- **Work to do**
Print the listing in its entirety and exactly, leaving out images.

- **Listing**
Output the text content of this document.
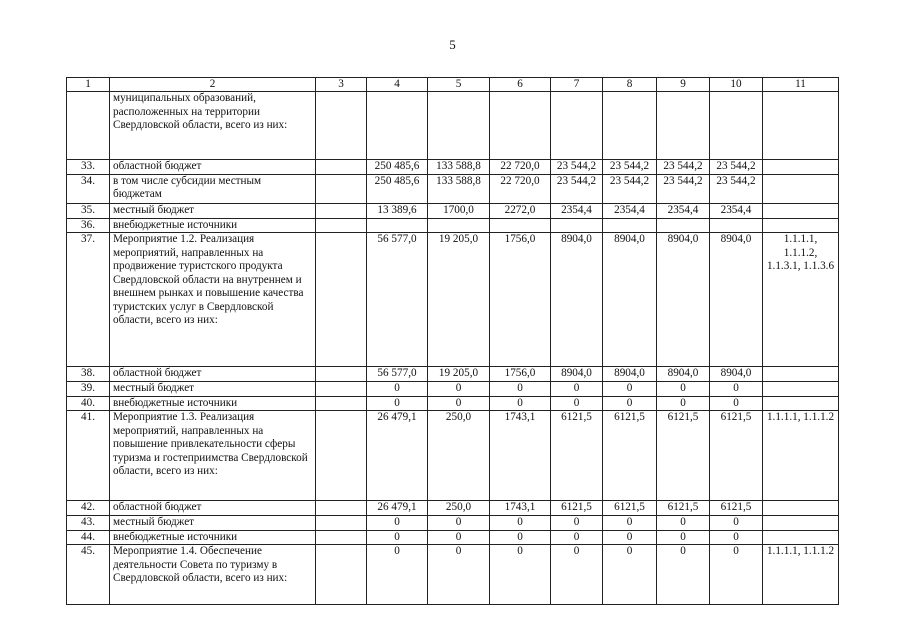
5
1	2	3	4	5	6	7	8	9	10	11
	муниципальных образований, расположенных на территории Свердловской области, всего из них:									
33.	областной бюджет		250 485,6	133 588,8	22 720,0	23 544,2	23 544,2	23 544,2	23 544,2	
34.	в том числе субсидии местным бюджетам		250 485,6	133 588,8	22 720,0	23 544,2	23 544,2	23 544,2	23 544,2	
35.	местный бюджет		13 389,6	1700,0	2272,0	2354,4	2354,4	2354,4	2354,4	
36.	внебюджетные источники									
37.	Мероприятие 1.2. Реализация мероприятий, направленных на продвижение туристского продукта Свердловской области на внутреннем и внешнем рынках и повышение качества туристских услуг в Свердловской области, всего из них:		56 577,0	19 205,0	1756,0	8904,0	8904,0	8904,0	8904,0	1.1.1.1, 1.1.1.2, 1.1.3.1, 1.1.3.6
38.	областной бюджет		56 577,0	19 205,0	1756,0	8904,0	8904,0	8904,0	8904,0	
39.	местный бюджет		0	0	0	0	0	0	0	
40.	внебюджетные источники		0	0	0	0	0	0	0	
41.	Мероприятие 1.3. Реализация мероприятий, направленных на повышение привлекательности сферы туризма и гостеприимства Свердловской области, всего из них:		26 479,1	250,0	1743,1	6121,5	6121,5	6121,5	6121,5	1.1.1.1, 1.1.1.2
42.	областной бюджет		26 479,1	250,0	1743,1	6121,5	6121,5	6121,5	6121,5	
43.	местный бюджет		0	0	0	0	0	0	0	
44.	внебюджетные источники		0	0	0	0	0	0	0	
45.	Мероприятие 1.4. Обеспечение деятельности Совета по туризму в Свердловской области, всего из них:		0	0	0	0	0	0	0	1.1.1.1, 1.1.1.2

- **Correct result**
Output the text content of this document.
5
1	2	3	4	5	6	7	8	9	10	11
	муниципальных образований, расположенных на территории Свердловской области, всего из них:									
33.	областной бюджет		250 485,6	133 588,8	22 720,0	23 544,2	23 544,2	23 544,2	23 544,2	
34.	в том числе субсидии местным бюджетам		250 485,6	133 588,8	22 720,0	23 544,2	23 544,2	23 544,2	23 544,2	
35.	местный бюджет		13 389,6	1700,0	2272,0	2354,4	2354,4	2354,4	2354,4	
36.	внебюджетные источники									
37.	Мероприятие 1.2. Реализация мероприятий, направленных на продвижение туристского продукта Свердловской области на внутреннем и внешнем рынках и повышение качества туристских услуг в Свердловской области, всего из них:		56 577,0	19 205,0	1756,0	8904,0	8904,0	8904,0	8904,0	1.1.1.1, 1.1.1.2, 1.1.3.1, 1.1.3.6
38.	областной бюджет		56 577,0	19 205,0	1756,0	8904,0	8904,0	8904,0	8904,0	
39.	местный бюджет		0	0	0	0	0	0	0	
40.	внебюджетные источники		0	0	0	0	0	0	0	
41.	Мероприятие 1.3. Реализация мероприятий, направленных на повышение привлекательности сферы туризма и гостеприимства Свердловской области, всего из них:		26 479,1	250,0	1743,1	6121,5	6121,5	6121,5	6121,5	1.1.1.1, 1.1.1.2
42.	областной бюджет		26 479,1	250,0	1743,1	6121,5	6121,5	6121,5	6121,5	
43.	местный бюджет		0	0	0	0	0	0	0	
44.	внебюджетные источники		0	0	0	0	0	0	0	
45.	Мероприятие 1.4. Обеспечение деятельности Совета по туризму в Свердловской области, всего из них:		0	0	0	0	0	0	0	1.1.1.1, 1.1.1.2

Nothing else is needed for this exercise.